#### [TO BE DONE]
Provide the number of lines where the word "algı" occurs, and no other text.

* START DATA LINES *

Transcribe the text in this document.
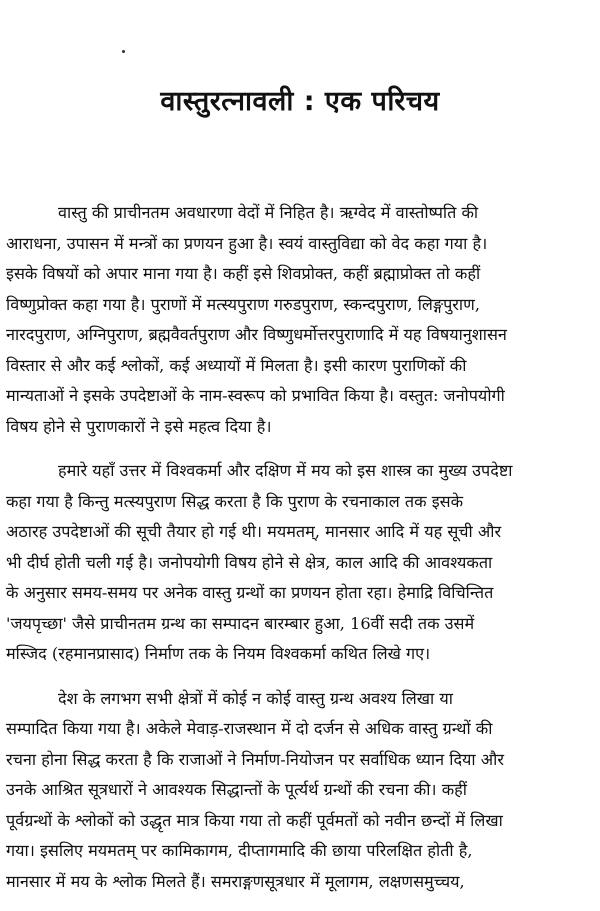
वास्तुरत्नावली : एक परिचय

वास्तु की प्राचीनतम अवधारणा वेदों में निहित है। ऋग्वेद में वास्तोष्पति की
आराधना, उपासन में मन्त्रों का प्रणयन हुआ है। स्वयं वास्तुविद्या को वेद कहा गया है।
इसके विषयों को अपार माना गया है। कहीं इसे शिवप्रोक्त, कहीं ब्रह्माप्रोक्त तो कहीं
विष्णुप्रोक्त कहा गया है। पुराणों में मत्स्यपुराण गरुडपुराण, स्कन्दपुराण, लिङ्गपुराण,
नारदपुराण, अग्निपुराण, ब्रह्मवैवर्तपुराण और विष्णुधर्मोत्तरपुराणादि में यह विषयानुशासन
विस्तार से और कई श्लोकों, कई अध्यायों में मिलता है। इसी कारण पुराणिकों की
मान्यताओं ने इसके उपदेष्टाओं के नाम-स्वरूप को प्रभावित किया है। वस्तुत: जनोपयोगी
विषय होने से पुराणकारों ने इसे महत्व दिया है।

हमारे यहाँ उत्तर में विश्वकर्मा और दक्षिण में मय को इस शास्त्र का मुख्य उपदेष्टा
कहा गया है किन्तु मत्स्यपुराण सिद्ध करता है कि पुराण के रचनाकाल तक इसके
अठारह उपदेष्टाओं की सूची तैयार हो गई थी। मयमतम्, मानसार आदि में यह सूची और
भी दीर्घ होती चली गई है। जनोपयोगी विषय होने से क्षेत्र, काल आदि की आवश्यकता
के अनुसार समय-समय पर अनेक वास्तु ग्रन्थों का प्रणयन होता रहा। हेमाद्रि विचिन्तित
'जयपृच्छा' जैसे प्राचीनतम ग्रन्थ का सम्पादन बारम्बार हुआ, 16वीं सदी तक उसमें
मस्जिद (रहमानप्रासाद) निर्माण तक के नियम विश्वकर्मा कथित लिखे गए।

देश के लगभग सभी क्षेत्रों में कोई न कोई वास्तु ग्रन्थ अवश्य लिखा या
सम्पादित किया गया है। अकेले मेवाड़-राजस्थान में दो दर्जन से अधिक वास्तु ग्रन्थों की
रचना होना सिद्ध करता है कि राजाओं ने निर्माण-नियोजन पर सर्वाधिक ध्यान दिया और
उनके आश्रित सूत्रधारों ने आवश्यक सिद्धान्तों के पूर्त्यर्थ ग्रन्थों की रचना की। कहीं
पूर्वग्रन्थों के श्लोकों को उद्धृत मात्र किया गया तो कहीं पूर्वमतों को नवीन छन्दों में लिखा
गया। इसलिए मयमतम् पर कामिकागम, दीप्तागमादि की छाया परिलक्षित होती है,
मानसार में मय के श्लोक मिलते हैं। समराङ्गणसूत्रधार में मूलागम, लक्षणसमुच्चय,
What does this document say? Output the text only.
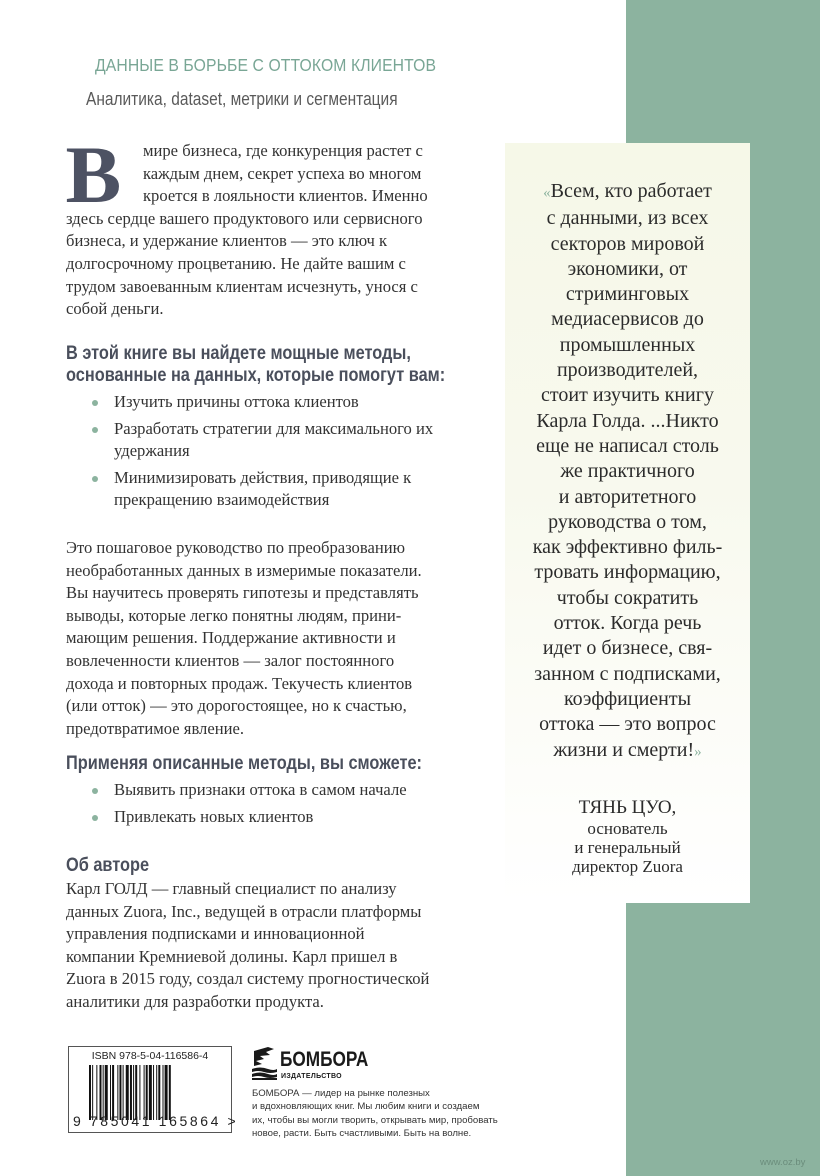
«Всем, кто работает
с данными, из всех
секторов мировой
экономики, от
стриминговых
медиасервисов до
промышленных
производителей,
стоит изучить книгу
Карла Голда. ...Никто
еще не написал столь
же практичного
и авторитетного
руководства о том,
как эффективно филь-
тровать информацию,
чтобы сократить
отток. Когда речь
идет о бизнесе, свя-
занном с подписками,
коэффициенты
оттока — это вопрос
жизни и смерти!»
ТЯНЬ ЦУО,
основатель
и генеральный
директор Zuora
ДАННЫЕ В БОРЬБЕ С ОТТОКОМ КЛИЕНТОВ
Аналитика, dataset, метрики и сегментация
В	мире бизнеса, где конкуренция растет с
каждым днем, секрет успеха во многом
кроется в лояльности клиентов. Именно
здесь сердце вашего продуктового или сервисного
бизнеса, и удержание клиентов — это ключ к
долгосрочному процветанию. Не дайте вашим с
трудом завоеванным клиентам исчезнуть, унося с
собой деньги.

В этой книге вы найдете мощные методы,
основанные на данных, которые помогут вам:
Изучить причины оттока клиентов
Разработать стратегии для максимального их
удержания
Минимизировать действия, приводящие к
прекращению взаимодействия

Это пошаговое руководство по преобразованию
необработанных данных в измеримые показатели.
Вы научитесь проверять гипотезы и представлять
выводы, которые легко понятны людям, прини-
мающим решения. Поддержание активности и
вовлеченности клиентов — залог постоянного
дохода и повторных продаж. Текучесть клиентов
(или отток) — это дорогостоящее, но к счастью,
предотвратимое явление.

Применяя описанные методы, вы сможете:
Выявить признаки оттока в самом начале
Привлекать новых клиентов
Об авторе

Карл ГОЛД — главный специалист по анализу
данных Zuora, Inc., ведущей в отрасли платформы
управления подписками и инновационной
компании Кремниевой долины. Карл пришел в
Zuora в 2015 году, создал систему прогностической
аналитики для разработки продукта.

ISBN 978-5-04-116586-4
9 785041 165864 >
БОМБОРА
ИЗДАТЕЛЬСТВО
БОМБОРА — лидер на рынке полезных
и вдохновляющих книг. Мы любим книги и создаем
их, чтобы вы могли творить, открывать мир, пробовать
новое, расти. Быть счастливыми. Быть на волне.
www.oz.by
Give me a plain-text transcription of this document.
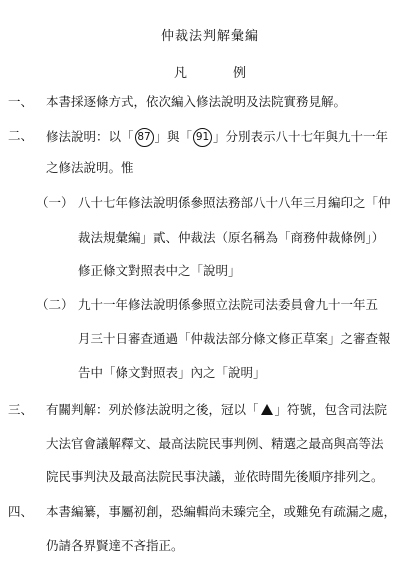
仲裁法判解彙編
凡	例
一、 本書採逐條方式，依次編入修法說明及法院實務見解。
二、 修法說明：以「 87 」與「 91 」分別表示八十七年與九十一年
之修法說明。惟
（一） 八十七年修法說明係參照法務部八十八年三月編印之「仲
裁法規彙編」貳、仲裁法（原名稱為「商務仲裁條例」）
修正條文對照表中之「說明」
（二） 九十一年修法說明係參照立法院司法委員會九十一年五
月三十日審查通過「仲裁法部分條文修正草案」之審查報
告中「條文對照表」內之「說明」
三、 有關判解：列於修法說明之後，冠以「 」符號，包含司法院
大法官會議解釋文、最高法院民事判例、精選之最高與高等法
院民事判決及最高法院民事決議，並依時間先後順序排列之。
四、 本書編纂，事屬初創，恐編輯尚未臻完全，或難免有疏漏之處，
仍請各界賢達不吝指正。
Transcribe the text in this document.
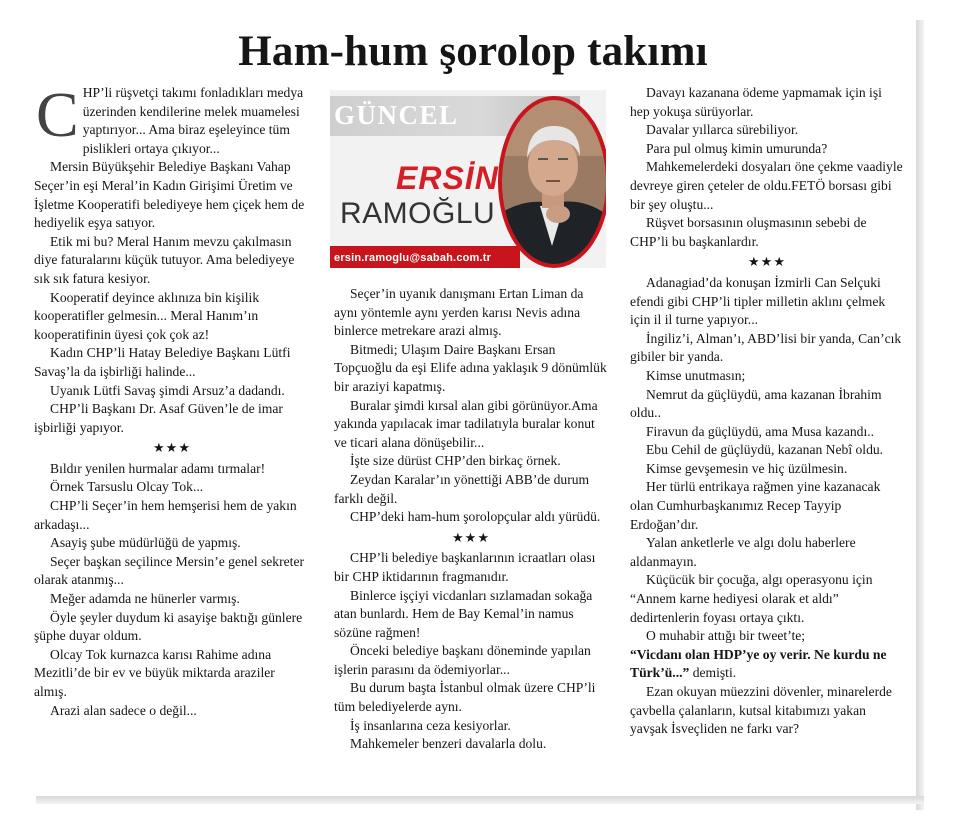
Ham-hum şorolop takımı

CHP’li rüşvetçi takımı fonladıkları medya üzerinden kendilerine melek muamelesi yaptırıyor... Ama biraz eşeleyince tüm pislikleri ortaya çıkıyor...

Mersin Büyükşehir Belediye Başkanı Vahap Seçer’in eşi Meral’in Kadın Girişimi Üretim ve İşletme Kooperatifi belediyeye hem çiçek hem de hediyelik eşya satıyor.

Etik mi bu? Meral Hanım mevzu çakılmasın diye faturalarını küçük tutuyor. Ama belediyeye sık sık fatura kesiyor.

Kooperatif deyince aklınıza bin kişilik kooperatifler gelmesin... Meral Hanım’ın kooperatifinin üyesi çok çok az!

Kadın CHP’li Hatay Belediye Başkanı Lütfi Savaş’la da işbirliği halinde...

Uyanık Lütfi Savaş şimdi Arsuz’a dadandı.

CHP’li Başkanı Dr. Asaf Güven’le de imar işbirliği yapıyor.

★★★

Bıldır yenilen hurmalar adamı tırmalar!

Örnek Tarsuslu Olcay Tok...

CHP’li Seçer’in hem hemşerisi hem de yakın arkadaşı...

Asayiş şube müdürlüğü de yapmış.

Seçer başkan seçilince Mersin’e genel sekreter olarak atanmış...

Meğer adamda ne hünerler varmış.

Öyle şeyler duydum ki asayişe baktığı günlere şüphe duyar oldum.

Olcay Tok kurnazca karısı Rahime adına Mezitli’de bir ev ve büyük miktarda araziler almış.

Arazi alan sadece o değil...

GÜNCEL
ERSİN
RAMOĞLU
ersin.ramoglu@sabah.com.tr

Seçer’in uyanık danışmanı Ertan Liman da aynı yöntemle aynı yerden karısı Nevis adına binlerce metrekare arazi almış.

Bitmedi; Ulaşım Daire Başkanı Ersan Topçuoğlu da eşi Elife adına yaklaşık 9 dönümlük bir araziyi kapatmış.

Buralar şimdi kırsal alan gibi görünüyor.Ama yakında yapılacak imar tadilatıyla buralar konut ve ticari alana dönüşebilir...

İşte size dürüst CHP’den birkaç örnek.

Zeydan Karalar’ın yönettiği ABB’de durum farklı değil.

CHP’deki ham-hum şorolopçular aldı yürüdü.

★★★

CHP’li belediye başkanlarının icraatları olası bir CHP iktidarının fragmanıdır.

Binlerce işçiyi vicdanları sızlamadan sokağa atan bunlardı. Hem de Bay Kemal’in namus sözüne rağmen!

Önceki belediye başkanı döneminde yapılan işlerin parasını da ödemiyorlar...

Bu durum başta İstanbul olmak üzere CHP’li tüm belediyelerde aynı.

İş insanlarına ceza kesiyorlar.

Mahkemeler benzeri davalarla dolu.

Davayı kazanana ödeme yapmamak için işi hep yokuşa sürüyorlar.

Davalar yıllarca sürebiliyor.

Para pul olmuş kimin umurunda?

Mahkemelerdeki dosyaları öne çekme vaadiyle devreye giren çeteler de oldu.FETÖ borsası gibi bir şey oluştu...

Rüşvet borsasının oluşmasının sebebi de CHP’li bu başkanlardır.

★★★

Adanagiad’da konuşan İzmirli Can Selçuki efendi gibi CHP’li tipler milletin aklını çelmek için il il turne yapıyor...

İngiliz’i, Alman’ı, ABD’lisi bir yanda, Can’cık gibiler bir yanda.

Kimse unutmasın;

Nemrut da güçlüydü, ama kazanan İbrahim oldu..

Firavun da güçlüydü, ama Musa kazandı..

Ebu Cehil de güçlüydü, kazanan Nebî oldu.

Kimse gevşemesin ve hiç üzülmesin.

Her türlü entrikaya rağmen yine kazanacak olan Cumhurbaşkanımız Recep Tayyip Erdoğan’dır.

Yalan anketlerle ve algı dolu haberlere aldanmayın.

Küçücük bir çocuğa, algı operasyonu için “Annem karne hediyesi olarak et aldı” dedirtenlerin foyası ortaya çıktı.

O muhabir attığı bir tweet’te;

“Vicdanı olan HDP’ye oy verir. Ne kurdu ne Türk’ü...” demişti.

Ezan okuyan müezzini dövenler, minarelerde çavbella çalanların, kutsal kitabımızı yakan yavşak İsveçliden ne farkı var?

* END DATA LINES *

#### [COMPLETE RESPONSE]
2